▶ [Requirements]
Locate each line containing the string "JSON" and copy it out.

--- Data for processing ---

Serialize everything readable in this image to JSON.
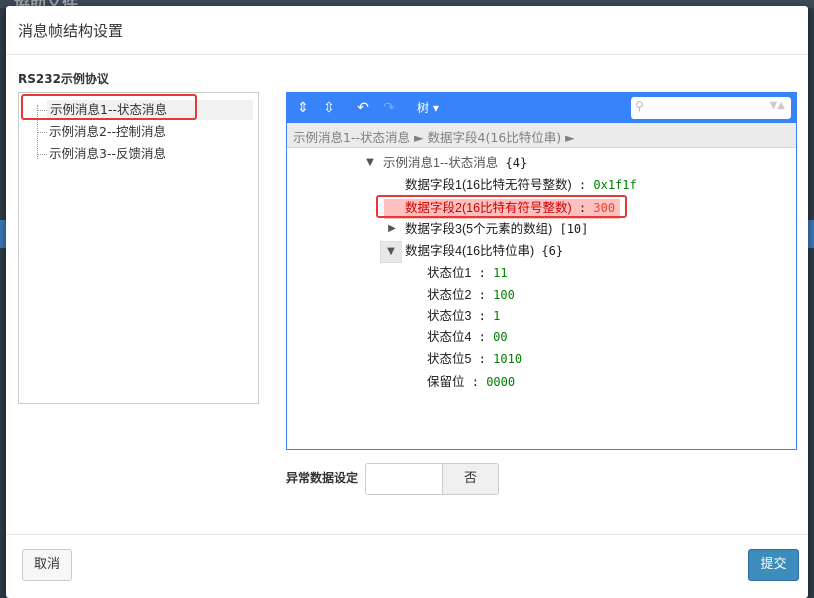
{
  "background": {
    "title": "協助文件"
  },
  "modal": {
    "title": "消息帧结构设置",
    "protocol_title": "RS232示例协议",
    "messages": [
      {
        "label": "示例消息1--状态消息",
        "selected": true
      },
      {
        "label": "示例消息2--控制消息",
        "selected": false
      },
      {
        "label": "示例消息3--反馈消息",
        "selected": false
      }
    ],
    "editor": {
      "menu": {
        "expand_all_icon": "expand-all-icon",
        "collapse_all_icon": "collapse-all-icon",
        "undo_icon": "undo-icon",
        "redo_icon": "redo-icon",
        "mode_label": "树 ▾",
        "search_placeholder": ""
      },
      "navbar": "示例消息1--状态消息 ► 数据字段4(16比特位串) ►",
      "root": {
        "key": "示例消息1--状态消息",
        "count": "{4}"
      },
      "fields": [
        {
          "key": "数据字段1(16比特无符号整数)",
          "sep": " : ",
          "value": "0x1f1f"
        },
        {
          "key": "数据字段2(16比特有符号整数)",
          "sep": " : ",
          "value": "300"
        },
        {
          "key": "数据字段3(5个元素的数组)",
          "count": "[10]"
        },
        {
          "key": "数据字段4(16比特位串)",
          "count": "{6}"
        }
      ],
      "bits": [
        {
          "key": "状态位1",
          "sep": " : ",
          "value": "11"
        },
        {
          "key": "状态位2",
          "sep": " : ",
          "value": "100"
        },
        {
          "key": "状态位3",
          "sep": " : ",
          "value": "1"
        },
        {
          "key": "状态位4",
          "sep": " : ",
          "value": "00"
        },
        {
          "key": "状态位5",
          "sep": " : ",
          "value": "1010"
        },
        {
          "key": "保留位",
          "sep": " : ",
          "value": "0000"
        }
      ]
    },
    "abnormal": {
      "label": "异常数据设定",
      "value": "",
      "button": "否"
    },
    "footer": {
      "cancel": "取消",
      "submit": "提交"
    }
  },
  "colors": {
    "accent": "#3883fa",
    "highlight": "#ffc0c0",
    "submit": "#3c8dbc",
    "annotation": "#e53935"
  }
}
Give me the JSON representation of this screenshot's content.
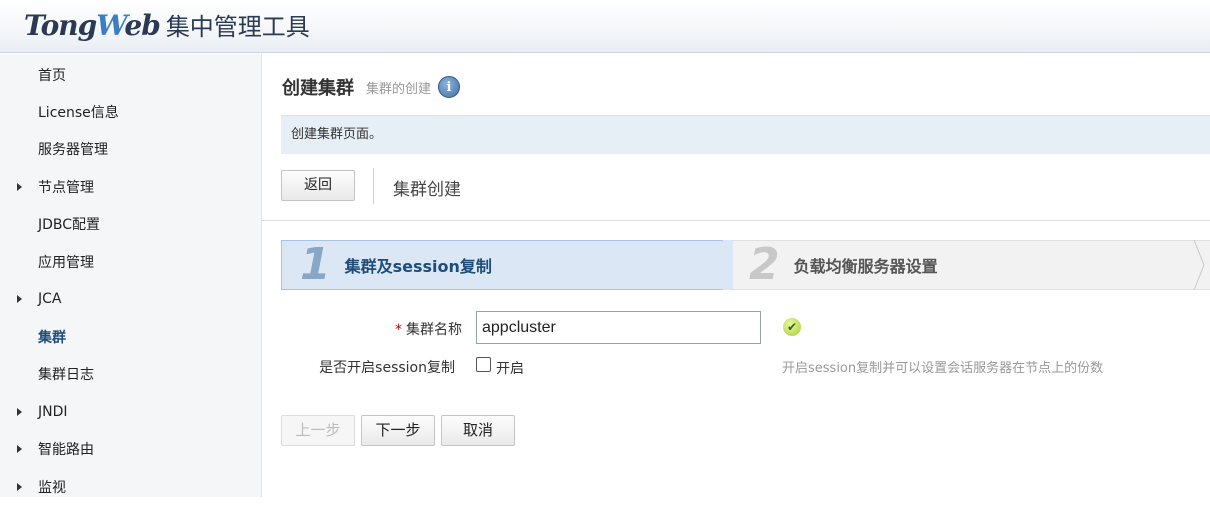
{
  "header": {
    "brand_a": "Tong",
    "brand_w": "W",
    "brand_b": "eb",
    "subtitle": "集中管理工具"
  },
  "sidebar": {
    "items": [
      {
        "label": "首页",
        "expandable": false,
        "active": false
      },
      {
        "label": "License信息",
        "expandable": false,
        "active": false
      },
      {
        "label": "服务器管理",
        "expandable": false,
        "active": false
      },
      {
        "label": "节点管理",
        "expandable": true,
        "active": false
      },
      {
        "label": "JDBC配置",
        "expandable": false,
        "active": false
      },
      {
        "label": "应用管理",
        "expandable": false,
        "active": false
      },
      {
        "label": "JCA",
        "expandable": true,
        "active": false
      },
      {
        "label": "集群",
        "expandable": false,
        "active": true
      },
      {
        "label": "集群日志",
        "expandable": false,
        "active": false
      },
      {
        "label": "JNDI",
        "expandable": true,
        "active": false
      },
      {
        "label": "智能路由",
        "expandable": true,
        "active": false
      },
      {
        "label": "监视",
        "expandable": true,
        "active": false
      }
    ]
  },
  "page": {
    "title": "创建集群",
    "subtitle": "集群的创建",
    "info_icon": "i",
    "notice": "创建集群页面。",
    "back_label": "返回",
    "section_title": "集群创建"
  },
  "wizard": {
    "steps": [
      {
        "num": "1",
        "label": "集群及session复制",
        "active": true
      },
      {
        "num": "2",
        "label": "负载均衡服务器设置",
        "active": false
      }
    ]
  },
  "form": {
    "required_mark": "*",
    "cluster_name_label": "集群名称",
    "cluster_name_value": "appcluster",
    "valid_icon": "✔",
    "session_label": "是否开启session复制",
    "session_checkbox_label": "开启",
    "session_checked": false,
    "session_hint": "开启session复制并可以设置会话服务器在节点上的份数"
  },
  "actions": {
    "prev": "上一步",
    "next": "下一步",
    "cancel": "取消"
  },
  "colors": {
    "accent": "#1f4d7a",
    "step_active_bg": "#dbe7f5",
    "notice_bg": "#e6eef6",
    "required": "#cc0000"
  }
}
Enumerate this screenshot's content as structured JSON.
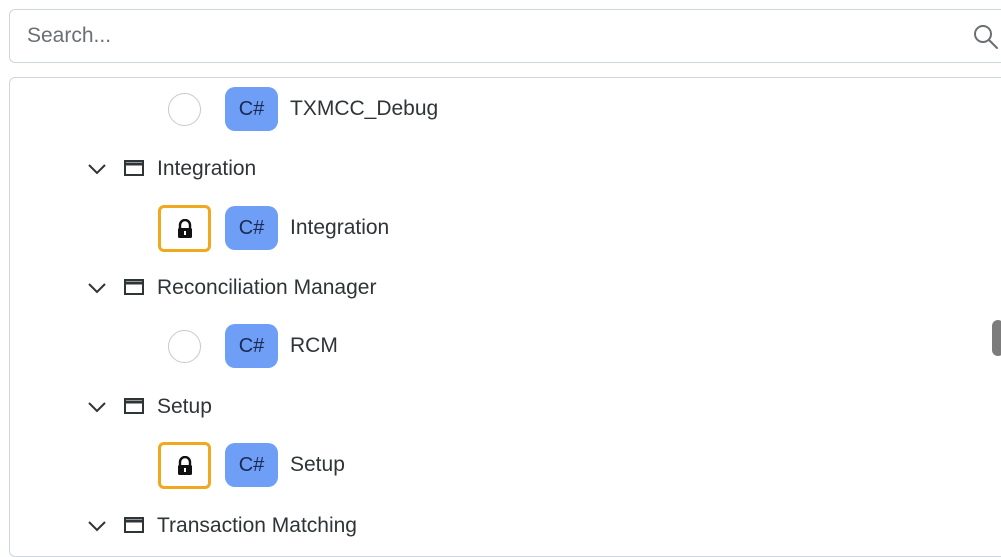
{
  "search": {
    "placeholder": "Search...",
    "value": ""
  },
  "tree": {
    "items": [
      {
        "kind": "item",
        "status": "radio",
        "language": "C#",
        "label": "TXMCC_Debug"
      },
      {
        "kind": "group",
        "label": "Integration",
        "expanded": true
      },
      {
        "kind": "item",
        "status": "locked",
        "language": "C#",
        "label": "Integration"
      },
      {
        "kind": "group",
        "label": "Reconciliation Manager",
        "expanded": true
      },
      {
        "kind": "item",
        "status": "radio",
        "language": "C#",
        "label": "RCM"
      },
      {
        "kind": "group",
        "label": "Setup",
        "expanded": true
      },
      {
        "kind": "item",
        "status": "locked",
        "language": "C#",
        "label": "Setup"
      },
      {
        "kind": "group",
        "label": "Transaction Matching",
        "expanded": true
      }
    ]
  },
  "colors": {
    "lock_border": "#f0a81f",
    "language_badge": "#6e9ef5",
    "border": "#cfd6de"
  },
  "icons": {
    "search": "search-icon",
    "expand": "chevron-down-icon",
    "group": "window-icon",
    "lock": "lock-icon",
    "status": "radio-icon"
  }
}
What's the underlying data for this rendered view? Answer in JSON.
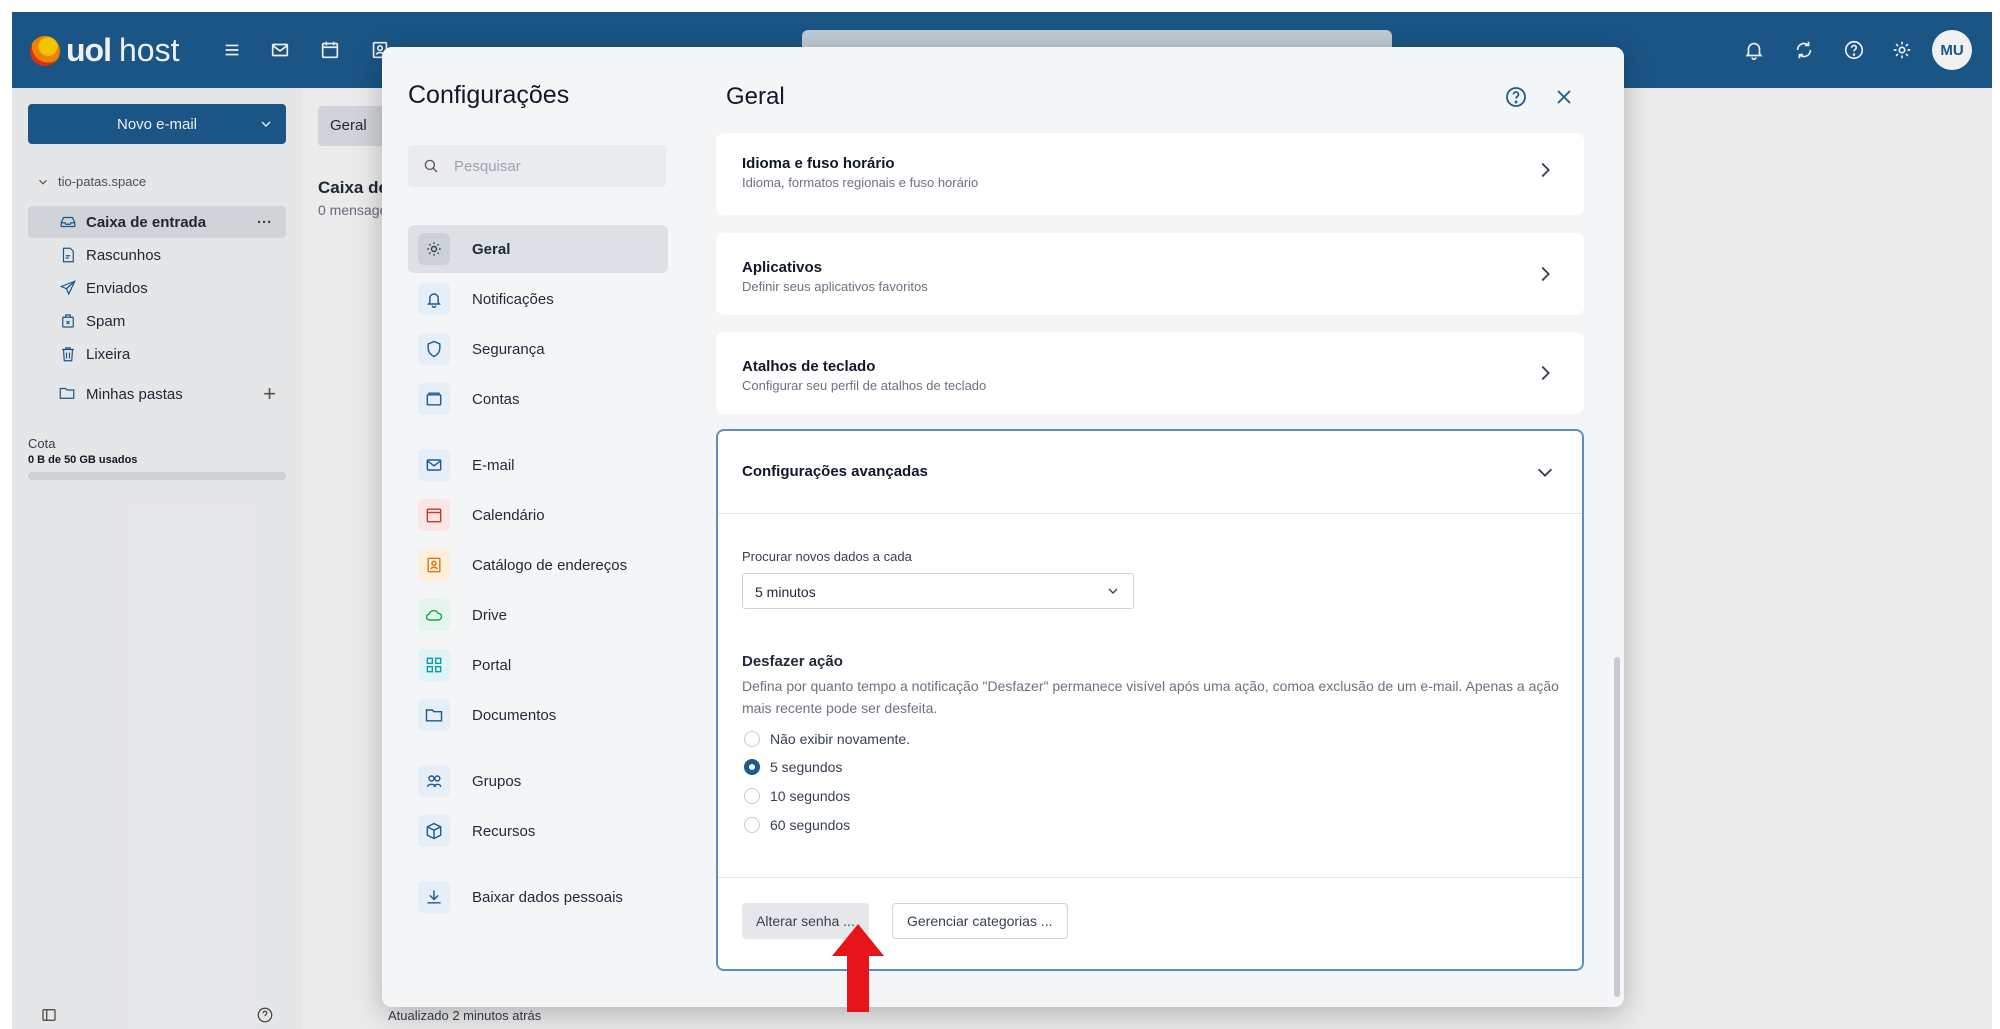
{
  "brand": {
    "uol": "uol",
    "host": "host"
  },
  "user": {
    "initials": "MU"
  },
  "sidebar": {
    "new_mail": "Novo e-mail",
    "account": "tio-patas.space",
    "folders": [
      {
        "label": "Caixa de entrada",
        "more": "···"
      },
      {
        "label": "Rascunhos"
      },
      {
        "label": "Enviados"
      },
      {
        "label": "Spam"
      },
      {
        "label": "Lixeira"
      }
    ],
    "my_folders": "Minhas pastas",
    "quota_label": "Cota",
    "quota_value": "0 B de 50 GB usados"
  },
  "list": {
    "chip": "Geral",
    "title": "Caixa de",
    "subtitle": "0 mensage",
    "updated": "Atualizado 2 minutos atrás"
  },
  "dialog": {
    "title": "Configurações",
    "search_placeholder": "Pesquisar",
    "nav": [
      {
        "label": "Geral",
        "icon": "gear-icon"
      },
      {
        "label": "Notificações",
        "icon": "bell-icon"
      },
      {
        "label": "Segurança",
        "icon": "shield-icon"
      },
      {
        "label": "Contas",
        "icon": "accounts-icon"
      },
      {
        "label": "E-mail",
        "icon": "mail-icon"
      },
      {
        "label": "Calendário",
        "icon": "calendar-icon"
      },
      {
        "label": "Catálogo de endereços",
        "icon": "contacts-icon"
      },
      {
        "label": "Drive",
        "icon": "cloud-icon"
      },
      {
        "label": "Portal",
        "icon": "grid-icon"
      },
      {
        "label": "Documentos",
        "icon": "folder-icon"
      },
      {
        "label": "Grupos",
        "icon": "groups-icon"
      },
      {
        "label": "Recursos",
        "icon": "cube-icon"
      },
      {
        "label": "Baixar dados pessoais",
        "icon": "download-icon"
      }
    ],
    "header": "Geral",
    "cards": [
      {
        "title": "Idioma e fuso horário",
        "subtitle": "Idioma, formatos regionais e fuso horário"
      },
      {
        "title": "Aplicativos",
        "subtitle": "Definir seus aplicativos favoritos"
      },
      {
        "title": "Atalhos de teclado",
        "subtitle": "Configurar seu perfil de atalhos de teclado"
      }
    ],
    "advanced": {
      "title": "Configurações avançadas",
      "fetch_label": "Procurar novos dados a cada",
      "fetch_value": "5 minutos",
      "undo_title": "Desfazer ação",
      "undo_desc": "Defina por quanto tempo a notificação \"Desfazer\" permanece visível após uma ação, comoa exclusão de um e-mail. Apenas a ação mais recente pode ser desfeita.",
      "options": [
        {
          "label": "Não exibir novamente.",
          "checked": false
        },
        {
          "label": "5 segundos",
          "checked": true
        },
        {
          "label": "10 segundos",
          "checked": false
        },
        {
          "label": "60 segundos",
          "checked": false
        }
      ],
      "change_password": "Alterar senha ...",
      "manage_categories": "Gerenciar categorias ..."
    }
  },
  "colors": {
    "brand_blue": "#1c5b8f",
    "accent_border": "#5b8fc2",
    "arrow_red": "#e8141c"
  }
}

---

▶ [Answer to the task]
Serialize everything readable in this image to JSON.
Give me the JSON representation of this screenshot's content.
Enumerate this screenshot's content as structured JSON.
What's the underlying data for this rendered view? Answer in JSON.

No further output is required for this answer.